▶ OBJECTIVE
Tally the lines that contain "healing" and report the total alone.

Data extracted from a collection
·····
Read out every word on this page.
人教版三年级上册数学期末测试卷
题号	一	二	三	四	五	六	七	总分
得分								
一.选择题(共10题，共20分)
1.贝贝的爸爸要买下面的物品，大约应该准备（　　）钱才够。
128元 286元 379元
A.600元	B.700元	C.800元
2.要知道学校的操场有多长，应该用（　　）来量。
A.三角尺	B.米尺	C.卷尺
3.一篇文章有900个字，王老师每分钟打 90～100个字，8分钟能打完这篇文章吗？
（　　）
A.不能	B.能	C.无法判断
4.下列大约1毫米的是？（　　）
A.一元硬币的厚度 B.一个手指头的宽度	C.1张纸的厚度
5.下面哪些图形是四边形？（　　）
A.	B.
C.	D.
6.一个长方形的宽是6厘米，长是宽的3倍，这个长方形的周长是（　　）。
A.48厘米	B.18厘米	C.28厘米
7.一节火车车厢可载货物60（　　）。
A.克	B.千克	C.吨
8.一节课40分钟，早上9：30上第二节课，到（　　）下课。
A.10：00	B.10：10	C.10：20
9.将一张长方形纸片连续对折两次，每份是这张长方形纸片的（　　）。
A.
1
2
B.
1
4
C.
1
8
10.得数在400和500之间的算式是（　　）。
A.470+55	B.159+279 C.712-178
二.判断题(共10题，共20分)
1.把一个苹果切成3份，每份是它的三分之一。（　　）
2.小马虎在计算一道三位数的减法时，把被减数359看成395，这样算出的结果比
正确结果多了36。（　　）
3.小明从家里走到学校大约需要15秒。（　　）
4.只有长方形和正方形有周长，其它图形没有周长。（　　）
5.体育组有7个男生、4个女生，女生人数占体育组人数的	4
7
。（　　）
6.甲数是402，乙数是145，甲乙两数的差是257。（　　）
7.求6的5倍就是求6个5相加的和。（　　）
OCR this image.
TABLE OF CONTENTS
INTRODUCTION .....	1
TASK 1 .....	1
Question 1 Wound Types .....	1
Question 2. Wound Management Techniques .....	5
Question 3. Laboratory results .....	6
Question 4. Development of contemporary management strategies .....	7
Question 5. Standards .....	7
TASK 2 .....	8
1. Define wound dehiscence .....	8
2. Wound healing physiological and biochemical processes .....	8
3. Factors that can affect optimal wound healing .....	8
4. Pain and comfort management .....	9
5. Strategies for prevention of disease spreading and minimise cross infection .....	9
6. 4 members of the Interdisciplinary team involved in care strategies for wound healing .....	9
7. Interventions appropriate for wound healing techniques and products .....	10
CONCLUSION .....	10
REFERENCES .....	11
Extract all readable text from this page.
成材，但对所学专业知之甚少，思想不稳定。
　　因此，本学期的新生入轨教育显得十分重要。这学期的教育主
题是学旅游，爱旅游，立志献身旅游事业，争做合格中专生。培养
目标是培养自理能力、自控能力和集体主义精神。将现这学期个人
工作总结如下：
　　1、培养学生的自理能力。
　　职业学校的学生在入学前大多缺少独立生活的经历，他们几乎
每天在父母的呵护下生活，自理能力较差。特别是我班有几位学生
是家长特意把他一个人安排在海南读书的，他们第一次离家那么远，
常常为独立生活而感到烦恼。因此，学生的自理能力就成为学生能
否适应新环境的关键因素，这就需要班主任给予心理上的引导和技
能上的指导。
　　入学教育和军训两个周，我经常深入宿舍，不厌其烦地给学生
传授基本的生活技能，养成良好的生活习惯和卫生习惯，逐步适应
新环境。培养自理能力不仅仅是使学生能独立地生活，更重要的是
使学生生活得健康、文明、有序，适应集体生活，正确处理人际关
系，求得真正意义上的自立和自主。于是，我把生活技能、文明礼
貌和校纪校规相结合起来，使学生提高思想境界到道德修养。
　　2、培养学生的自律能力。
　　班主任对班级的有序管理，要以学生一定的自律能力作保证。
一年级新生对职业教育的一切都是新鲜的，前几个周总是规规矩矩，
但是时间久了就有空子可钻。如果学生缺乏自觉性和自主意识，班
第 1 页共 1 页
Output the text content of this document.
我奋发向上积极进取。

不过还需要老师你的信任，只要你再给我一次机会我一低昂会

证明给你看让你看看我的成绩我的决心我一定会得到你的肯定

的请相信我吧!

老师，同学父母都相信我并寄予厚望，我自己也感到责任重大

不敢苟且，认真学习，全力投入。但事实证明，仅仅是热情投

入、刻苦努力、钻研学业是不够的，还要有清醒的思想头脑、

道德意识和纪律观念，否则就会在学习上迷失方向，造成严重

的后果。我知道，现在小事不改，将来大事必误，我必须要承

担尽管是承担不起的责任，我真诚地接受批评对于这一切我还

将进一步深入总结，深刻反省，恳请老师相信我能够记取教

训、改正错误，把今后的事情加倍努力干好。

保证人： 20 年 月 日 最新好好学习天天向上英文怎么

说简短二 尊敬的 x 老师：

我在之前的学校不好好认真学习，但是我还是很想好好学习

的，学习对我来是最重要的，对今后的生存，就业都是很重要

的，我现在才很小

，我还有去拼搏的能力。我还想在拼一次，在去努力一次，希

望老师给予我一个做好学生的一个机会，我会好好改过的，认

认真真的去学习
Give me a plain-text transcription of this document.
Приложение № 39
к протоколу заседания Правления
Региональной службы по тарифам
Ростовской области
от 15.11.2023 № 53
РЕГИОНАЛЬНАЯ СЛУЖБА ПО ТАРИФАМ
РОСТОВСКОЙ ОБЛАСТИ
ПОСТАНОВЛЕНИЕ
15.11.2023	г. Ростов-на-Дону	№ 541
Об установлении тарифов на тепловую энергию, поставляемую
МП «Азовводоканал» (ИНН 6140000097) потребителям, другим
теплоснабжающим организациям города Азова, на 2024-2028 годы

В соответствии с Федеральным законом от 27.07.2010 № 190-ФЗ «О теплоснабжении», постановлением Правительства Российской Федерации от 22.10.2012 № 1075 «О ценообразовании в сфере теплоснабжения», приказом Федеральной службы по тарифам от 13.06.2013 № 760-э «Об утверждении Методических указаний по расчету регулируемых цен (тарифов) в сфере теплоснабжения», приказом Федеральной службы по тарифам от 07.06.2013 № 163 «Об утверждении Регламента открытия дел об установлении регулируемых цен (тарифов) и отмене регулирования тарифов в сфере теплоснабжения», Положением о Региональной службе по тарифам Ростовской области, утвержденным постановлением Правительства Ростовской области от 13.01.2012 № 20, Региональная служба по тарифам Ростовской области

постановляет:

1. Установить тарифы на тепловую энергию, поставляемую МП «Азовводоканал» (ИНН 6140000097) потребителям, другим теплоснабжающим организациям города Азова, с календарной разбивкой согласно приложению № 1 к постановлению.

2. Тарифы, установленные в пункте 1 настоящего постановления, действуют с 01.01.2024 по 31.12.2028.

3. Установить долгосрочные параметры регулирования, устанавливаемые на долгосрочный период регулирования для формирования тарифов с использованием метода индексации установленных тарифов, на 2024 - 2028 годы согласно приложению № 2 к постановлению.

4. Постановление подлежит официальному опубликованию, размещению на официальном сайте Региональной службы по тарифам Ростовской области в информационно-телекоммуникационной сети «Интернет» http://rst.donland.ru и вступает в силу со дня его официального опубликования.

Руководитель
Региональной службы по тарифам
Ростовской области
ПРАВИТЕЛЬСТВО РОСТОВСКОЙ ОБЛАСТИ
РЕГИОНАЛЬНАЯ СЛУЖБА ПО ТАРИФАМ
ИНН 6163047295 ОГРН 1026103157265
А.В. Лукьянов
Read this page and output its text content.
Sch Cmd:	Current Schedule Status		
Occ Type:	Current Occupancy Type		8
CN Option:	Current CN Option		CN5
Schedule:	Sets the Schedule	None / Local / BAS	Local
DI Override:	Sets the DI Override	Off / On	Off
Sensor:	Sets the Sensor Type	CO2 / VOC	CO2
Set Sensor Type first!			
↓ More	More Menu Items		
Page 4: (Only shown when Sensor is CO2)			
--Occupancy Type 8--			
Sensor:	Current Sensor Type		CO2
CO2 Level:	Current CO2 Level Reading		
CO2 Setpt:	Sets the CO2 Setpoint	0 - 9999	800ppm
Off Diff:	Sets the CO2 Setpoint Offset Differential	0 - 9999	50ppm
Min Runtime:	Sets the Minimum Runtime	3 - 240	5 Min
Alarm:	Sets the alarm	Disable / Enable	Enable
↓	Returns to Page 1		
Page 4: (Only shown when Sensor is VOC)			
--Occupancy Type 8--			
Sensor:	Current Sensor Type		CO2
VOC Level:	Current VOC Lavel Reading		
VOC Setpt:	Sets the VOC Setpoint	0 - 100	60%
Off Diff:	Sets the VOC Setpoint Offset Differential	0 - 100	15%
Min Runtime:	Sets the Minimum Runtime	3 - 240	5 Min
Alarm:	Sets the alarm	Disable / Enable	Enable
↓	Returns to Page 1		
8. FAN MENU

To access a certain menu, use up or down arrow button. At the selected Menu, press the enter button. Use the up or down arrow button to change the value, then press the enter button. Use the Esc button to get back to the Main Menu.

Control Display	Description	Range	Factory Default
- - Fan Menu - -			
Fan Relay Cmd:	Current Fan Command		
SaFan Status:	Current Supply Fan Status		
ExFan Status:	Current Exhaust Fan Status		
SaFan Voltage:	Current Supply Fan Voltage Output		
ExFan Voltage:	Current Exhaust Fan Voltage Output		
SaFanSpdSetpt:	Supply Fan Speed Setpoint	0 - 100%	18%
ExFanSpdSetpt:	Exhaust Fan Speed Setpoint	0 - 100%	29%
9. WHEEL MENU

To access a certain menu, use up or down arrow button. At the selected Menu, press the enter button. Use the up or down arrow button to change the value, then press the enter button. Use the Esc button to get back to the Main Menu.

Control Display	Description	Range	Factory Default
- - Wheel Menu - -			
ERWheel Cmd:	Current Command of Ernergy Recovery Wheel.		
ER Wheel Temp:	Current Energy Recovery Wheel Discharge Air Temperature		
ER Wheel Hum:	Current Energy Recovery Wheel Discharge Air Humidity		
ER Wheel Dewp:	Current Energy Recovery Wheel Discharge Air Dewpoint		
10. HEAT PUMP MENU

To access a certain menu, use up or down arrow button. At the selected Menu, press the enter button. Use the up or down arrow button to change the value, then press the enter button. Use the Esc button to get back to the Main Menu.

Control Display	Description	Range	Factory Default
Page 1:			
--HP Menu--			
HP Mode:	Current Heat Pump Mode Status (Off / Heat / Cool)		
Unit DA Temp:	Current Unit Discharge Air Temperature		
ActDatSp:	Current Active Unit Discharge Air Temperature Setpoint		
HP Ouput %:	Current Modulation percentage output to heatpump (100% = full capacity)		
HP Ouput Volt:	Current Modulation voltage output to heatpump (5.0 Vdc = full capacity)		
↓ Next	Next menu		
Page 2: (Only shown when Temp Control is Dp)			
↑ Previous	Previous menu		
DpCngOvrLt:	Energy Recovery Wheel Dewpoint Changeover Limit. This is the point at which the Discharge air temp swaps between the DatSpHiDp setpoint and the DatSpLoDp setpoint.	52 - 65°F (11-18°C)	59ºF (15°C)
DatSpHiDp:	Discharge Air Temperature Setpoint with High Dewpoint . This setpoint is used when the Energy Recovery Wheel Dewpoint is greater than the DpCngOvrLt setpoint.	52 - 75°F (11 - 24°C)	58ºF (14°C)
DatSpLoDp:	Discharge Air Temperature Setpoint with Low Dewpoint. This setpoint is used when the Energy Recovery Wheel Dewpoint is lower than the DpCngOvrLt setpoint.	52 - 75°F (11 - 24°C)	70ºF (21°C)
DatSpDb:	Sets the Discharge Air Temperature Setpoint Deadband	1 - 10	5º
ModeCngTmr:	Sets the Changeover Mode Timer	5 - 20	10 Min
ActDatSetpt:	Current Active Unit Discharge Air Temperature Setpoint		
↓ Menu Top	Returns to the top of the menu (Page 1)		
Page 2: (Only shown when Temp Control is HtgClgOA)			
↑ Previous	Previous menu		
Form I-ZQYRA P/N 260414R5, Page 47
·····
▶ EXPECTED ANSWER
4